--- START RECORD EXTRACTS ---

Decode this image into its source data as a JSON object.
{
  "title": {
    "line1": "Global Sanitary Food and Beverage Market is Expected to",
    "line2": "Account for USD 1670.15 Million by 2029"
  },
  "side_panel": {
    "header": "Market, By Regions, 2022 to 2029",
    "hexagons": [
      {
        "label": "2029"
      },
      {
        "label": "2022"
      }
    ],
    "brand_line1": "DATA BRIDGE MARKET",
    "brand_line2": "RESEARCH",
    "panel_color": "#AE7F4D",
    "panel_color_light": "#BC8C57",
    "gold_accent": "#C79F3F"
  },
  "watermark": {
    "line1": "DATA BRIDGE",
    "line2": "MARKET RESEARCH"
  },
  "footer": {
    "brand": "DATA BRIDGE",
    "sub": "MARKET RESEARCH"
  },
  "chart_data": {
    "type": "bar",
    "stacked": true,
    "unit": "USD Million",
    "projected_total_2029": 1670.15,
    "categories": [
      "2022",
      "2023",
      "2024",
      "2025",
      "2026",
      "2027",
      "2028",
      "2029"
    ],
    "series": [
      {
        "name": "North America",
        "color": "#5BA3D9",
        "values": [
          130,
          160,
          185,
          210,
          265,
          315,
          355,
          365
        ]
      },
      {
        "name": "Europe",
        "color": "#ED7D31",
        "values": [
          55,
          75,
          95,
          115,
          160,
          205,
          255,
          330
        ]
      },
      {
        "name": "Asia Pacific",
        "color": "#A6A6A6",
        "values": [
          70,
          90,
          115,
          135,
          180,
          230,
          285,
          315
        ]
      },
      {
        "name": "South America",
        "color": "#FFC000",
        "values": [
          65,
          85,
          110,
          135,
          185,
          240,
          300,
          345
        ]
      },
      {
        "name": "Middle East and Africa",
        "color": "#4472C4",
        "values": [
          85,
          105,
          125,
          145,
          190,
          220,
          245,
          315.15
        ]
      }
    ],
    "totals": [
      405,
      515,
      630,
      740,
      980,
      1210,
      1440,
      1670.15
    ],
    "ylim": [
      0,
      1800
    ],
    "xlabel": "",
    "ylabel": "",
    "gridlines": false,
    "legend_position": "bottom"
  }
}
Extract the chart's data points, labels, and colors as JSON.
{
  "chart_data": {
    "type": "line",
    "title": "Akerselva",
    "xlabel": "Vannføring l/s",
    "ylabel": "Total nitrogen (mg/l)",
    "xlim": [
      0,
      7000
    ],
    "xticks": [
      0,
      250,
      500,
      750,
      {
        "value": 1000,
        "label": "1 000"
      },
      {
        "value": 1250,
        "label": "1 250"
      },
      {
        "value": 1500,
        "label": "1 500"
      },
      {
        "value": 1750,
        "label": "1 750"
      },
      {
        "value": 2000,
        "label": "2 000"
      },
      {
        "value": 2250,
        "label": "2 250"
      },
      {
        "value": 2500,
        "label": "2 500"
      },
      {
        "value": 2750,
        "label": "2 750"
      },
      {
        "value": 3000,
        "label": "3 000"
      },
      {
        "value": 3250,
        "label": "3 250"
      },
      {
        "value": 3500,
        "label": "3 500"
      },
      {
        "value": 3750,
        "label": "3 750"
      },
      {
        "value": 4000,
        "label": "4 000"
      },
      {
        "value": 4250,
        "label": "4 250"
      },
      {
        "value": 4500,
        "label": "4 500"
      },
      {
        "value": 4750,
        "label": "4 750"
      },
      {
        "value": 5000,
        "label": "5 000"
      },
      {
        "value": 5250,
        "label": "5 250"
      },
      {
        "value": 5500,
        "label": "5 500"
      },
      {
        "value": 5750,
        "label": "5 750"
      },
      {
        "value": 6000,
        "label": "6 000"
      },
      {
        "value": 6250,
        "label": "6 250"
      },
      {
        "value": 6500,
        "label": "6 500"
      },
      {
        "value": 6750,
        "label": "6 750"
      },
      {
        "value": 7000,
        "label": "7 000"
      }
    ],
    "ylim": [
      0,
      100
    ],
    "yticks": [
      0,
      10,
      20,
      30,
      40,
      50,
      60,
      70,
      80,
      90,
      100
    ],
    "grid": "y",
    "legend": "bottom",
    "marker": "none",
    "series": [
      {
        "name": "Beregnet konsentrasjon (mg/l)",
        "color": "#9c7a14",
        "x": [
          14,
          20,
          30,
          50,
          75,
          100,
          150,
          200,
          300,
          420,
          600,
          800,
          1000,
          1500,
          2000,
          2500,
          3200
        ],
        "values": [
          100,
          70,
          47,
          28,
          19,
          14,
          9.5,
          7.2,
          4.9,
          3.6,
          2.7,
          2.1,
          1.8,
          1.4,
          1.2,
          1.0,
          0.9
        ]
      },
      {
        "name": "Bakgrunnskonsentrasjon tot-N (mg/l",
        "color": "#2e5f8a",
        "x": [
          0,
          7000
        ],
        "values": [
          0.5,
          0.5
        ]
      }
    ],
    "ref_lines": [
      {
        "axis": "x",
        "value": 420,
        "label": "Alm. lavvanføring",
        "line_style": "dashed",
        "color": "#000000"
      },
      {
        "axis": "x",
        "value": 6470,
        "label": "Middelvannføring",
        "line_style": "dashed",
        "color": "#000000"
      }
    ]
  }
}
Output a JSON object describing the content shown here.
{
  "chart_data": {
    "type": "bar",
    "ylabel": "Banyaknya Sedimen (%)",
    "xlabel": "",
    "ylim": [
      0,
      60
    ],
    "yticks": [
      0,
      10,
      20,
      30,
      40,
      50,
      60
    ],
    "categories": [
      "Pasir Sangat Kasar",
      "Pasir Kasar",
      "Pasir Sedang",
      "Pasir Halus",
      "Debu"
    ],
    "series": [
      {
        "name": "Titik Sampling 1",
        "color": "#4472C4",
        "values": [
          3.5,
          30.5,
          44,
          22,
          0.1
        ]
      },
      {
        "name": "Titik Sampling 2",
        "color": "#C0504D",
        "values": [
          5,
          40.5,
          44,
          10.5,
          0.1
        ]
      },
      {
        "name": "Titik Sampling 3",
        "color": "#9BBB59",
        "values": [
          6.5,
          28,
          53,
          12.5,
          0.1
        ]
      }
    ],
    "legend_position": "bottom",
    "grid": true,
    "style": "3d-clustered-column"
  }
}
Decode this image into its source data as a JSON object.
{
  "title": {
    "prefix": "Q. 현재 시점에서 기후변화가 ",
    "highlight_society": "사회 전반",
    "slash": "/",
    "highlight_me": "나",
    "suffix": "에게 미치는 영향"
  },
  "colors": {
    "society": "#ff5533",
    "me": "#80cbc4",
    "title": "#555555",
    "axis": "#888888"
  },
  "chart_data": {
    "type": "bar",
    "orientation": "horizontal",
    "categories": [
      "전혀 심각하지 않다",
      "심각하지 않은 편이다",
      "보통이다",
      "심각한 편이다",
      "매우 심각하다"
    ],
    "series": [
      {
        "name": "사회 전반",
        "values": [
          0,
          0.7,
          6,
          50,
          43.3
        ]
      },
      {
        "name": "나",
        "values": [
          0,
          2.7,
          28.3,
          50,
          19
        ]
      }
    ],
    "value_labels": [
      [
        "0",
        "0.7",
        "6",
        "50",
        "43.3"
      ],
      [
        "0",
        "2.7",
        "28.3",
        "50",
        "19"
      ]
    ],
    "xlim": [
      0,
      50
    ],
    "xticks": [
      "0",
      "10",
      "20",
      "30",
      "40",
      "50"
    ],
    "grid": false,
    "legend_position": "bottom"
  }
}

--- END RECORD EXTRACTS ---

> **SET PROBLEM**
Restate each record exactly as written.

> **RESPONSE FOR THIS EXERCISE**
Decode this image into its source data as a JSON object.
{
  "title": {
    "line1": "Global Sanitary Food and Beverage Market is Expected to",
    "line2": "Account for USD 1670.15 Million by 2029"
  },
  "side_panel": {
    "header": "Market, By Regions, 2022 to 2029",
    "hexagons": [
      {
        "label": "2029"
      },
      {
        "label": "2022"
      }
    ],
    "brand_line1": "DATA BRIDGE MARKET",
    "brand_line2": "RESEARCH",
    "panel_color": "#AE7F4D",
    "panel_color_light": "#BC8C57",
    "gold_accent": "#C79F3F"
  },
  "watermark": {
    "line1": "DATA BRIDGE",
    "line2": "MARKET RESEARCH"
  },
  "footer": {
    "brand": "DATA BRIDGE",
    "sub": "MARKET RESEARCH"
  },
  "chart_data": {
    "type": "bar",
    "stacked": true,
    "unit": "USD Million",
    "projected_total_2029": 1670.15,
    "categories": [
      "2022",
      "2023",
      "2024",
      "2025",
      "2026",
      "2027",
      "2028",
      "2029"
    ],
    "series": [
      {
        "name": "North America",
        "color": "#5BA3D9",
        "values": [
          130,
          160,
          185,
          210,
          265,
          315,
          355,
          365
        ]
      },
      {
        "name": "Europe",
        "color": "#ED7D31",
        "values": [
          55,
          75,
          95,
          115,
          160,
          205,
          255,
          330
        ]
      },
      {
        "name": "Asia Pacific",
        "color": "#A6A6A6",
        "values": [
          70,
          90,
          115,
          135,
          180,
          230,
          285,
          315
        ]
      },
      {
        "name": "South America",
        "color": "#FFC000",
        "values": [
          65,
          85,
          110,
          135,
          185,
          240,
          300,
          345
        ]
      },
      {
        "name": "Middle East and Africa",
        "color": "#4472C4",
        "values": [
          85,
          105,
          125,
          145,
          190,
          220,
          245,
          315.15
        ]
      }
    ],
    "totals": [
      405,
      515,
      630,
      740,
      980,
      1210,
      1440,
      1670.15
    ],
    "ylim": [
      0,
      1800
    ],
    "xlabel": "",
    "ylabel": "",
    "gridlines": false,
    "legend_position": "bottom"
  }
}
Extract the chart's data points, labels, and colors as JSON.
{
  "chart_data": {
    "type": "line",
    "title": "Akerselva",
    "xlabel": "Vannføring l/s",
    "ylabel": "Total nitrogen (mg/l)",
    "xlim": [
      0,
      7000
    ],
    "xticks": [
      0,
      250,
      500,
      750,
      {
        "value": 1000,
        "label": "1 000"
      },
      {
        "value": 1250,
        "label": "1 250"
      },
      {
        "value": 1500,
        "label": "1 500"
      },
      {
        "value": 1750,
        "label": "1 750"
      },
      {
        "value": 2000,
        "label": "2 000"
      },
      {
        "value": 2250,
        "label": "2 250"
      },
      {
        "value": 2500,
        "label": "2 500"
      },
      {
        "value": 2750,
        "label": "2 750"
      },
      {
        "value": 3000,
        "label": "3 000"
      },
      {
        "value": 3250,
        "label": "3 250"
      },
      {
        "value": 3500,
        "label": "3 500"
      },
      {
        "value": 3750,
        "label": "3 750"
      },
      {
        "value": 4000,
        "label": "4 000"
      },
      {
        "value": 4250,
        "label": "4 250"
      },
      {
        "value": 4500,
        "label": "4 500"
      },
      {
        "value": 4750,
        "label": "4 750"
      },
      {
        "value": 5000,
        "label": "5 000"
      },
      {
        "value": 5250,
        "label": "5 250"
      },
      {
        "value": 5500,
        "label": "5 500"
      },
      {
        "value": 5750,
        "label": "5 750"
      },
      {
        "value": 6000,
        "label": "6 000"
      },
      {
        "value": 6250,
        "label": "6 250"
      },
      {
        "value": 6500,
        "label": "6 500"
      },
      {
        "value": 6750,
        "label": "6 750"
      },
      {
        "value": 7000,
        "label": "7 000"
      }
    ],
    "ylim": [
      0,
      100
    ],
    "yticks": [
      0,
      10,
      20,
      30,
      40,
      50,
      60,
      70,
      80,
      90,
      100
    ],
    "grid": "y",
    "legend": "bottom",
    "marker": "none",
    "series": [
      {
        "name": "Beregnet konsentrasjon (mg/l)",
        "color": "#9c7a14",
        "x": [
          14,
          20,
          30,
          50,
          75,
          100,
          150,
          200,
          300,
          420,
          600,
          800,
          1000,
          1500,
          2000,
          2500,
          3200
        ],
        "values": [
          100,
          70,
          47,
          28,
          19,
          14,
          9.5,
          7.2,
          4.9,
          3.6,
          2.7,
          2.1,
          1.8,
          1.4,
          1.2,
          1.0,
          0.9
        ]
      },
      {
        "name": "Bakgrunnskonsentrasjon tot-N (mg/l",
        "color": "#2e5f8a",
        "x": [
          0,
          7000
        ],
        "values": [
          0.5,
          0.5
        ]
      }
    ],
    "ref_lines": [
      {
        "axis": "x",
        "value": 420,
        "label": "Alm. lavvanføring",
        "line_style": "dashed",
        "color": "#000000"
      },
      {
        "axis": "x",
        "value": 6470,
        "label": "Middelvannføring",
        "line_style": "dashed",
        "color": "#000000"
      }
    ]
  }
}
Output a JSON object describing the content shown here.
{
  "chart_data": {
    "type": "bar",
    "ylabel": "Banyaknya Sedimen (%)",
    "xlabel": "",
    "ylim": [
      0,
      60
    ],
    "yticks": [
      0,
      10,
      20,
      30,
      40,
      50,
      60
    ],
    "categories": [
      "Pasir Sangat Kasar",
      "Pasir Kasar",
      "Pasir Sedang",
      "Pasir Halus",
      "Debu"
    ],
    "series": [
      {
        "name": "Titik Sampling 1",
        "color": "#4472C4",
        "values": [
          3.5,
          30.5,
          44,
          22,
          0.1
        ]
      },
      {
        "name": "Titik Sampling 2",
        "color": "#C0504D",
        "values": [
          5,
          40.5,
          44,
          10.5,
          0.1
        ]
      },
      {
        "name": "Titik Sampling 3",
        "color": "#9BBB59",
        "values": [
          6.5,
          28,
          53,
          12.5,
          0.1
        ]
      }
    ],
    "legend_position": "bottom",
    "grid": true,
    "style": "3d-clustered-column"
  }
}
Decode this image into its source data as a JSON object.
{
  "title": {
    "prefix": "Q. 현재 시점에서 기후변화가 ",
    "highlight_society": "사회 전반",
    "slash": "/",
    "highlight_me": "나",
    "suffix": "에게 미치는 영향"
  },
  "colors": {
    "society": "#ff5533",
    "me": "#80cbc4",
    "title": "#555555",
    "axis": "#888888"
  },
  "chart_data": {
    "type": "bar",
    "orientation": "horizontal",
    "categories": [
      "전혀 심각하지 않다",
      "심각하지 않은 편이다",
      "보통이다",
      "심각한 편이다",
      "매우 심각하다"
    ],
    "series": [
      {
        "name": "사회 전반",
        "values": [
          0,
          0.7,
          6,
          50,
          43.3
        ]
      },
      {
        "name": "나",
        "values": [
          0,
          2.7,
          28.3,
          50,
          19
        ]
      }
    ],
    "value_labels": [
      [
        "0",
        "0.7",
        "6",
        "50",
        "43.3"
      ],
      [
        "0",
        "2.7",
        "28.3",
        "50",
        "19"
      ]
    ],
    "xlim": [
      0,
      50
    ],
    "xticks": [
      "0",
      "10",
      "20",
      "30",
      "40",
      "50"
    ],
    "grid": false,
    "legend_position": "bottom"
  }
}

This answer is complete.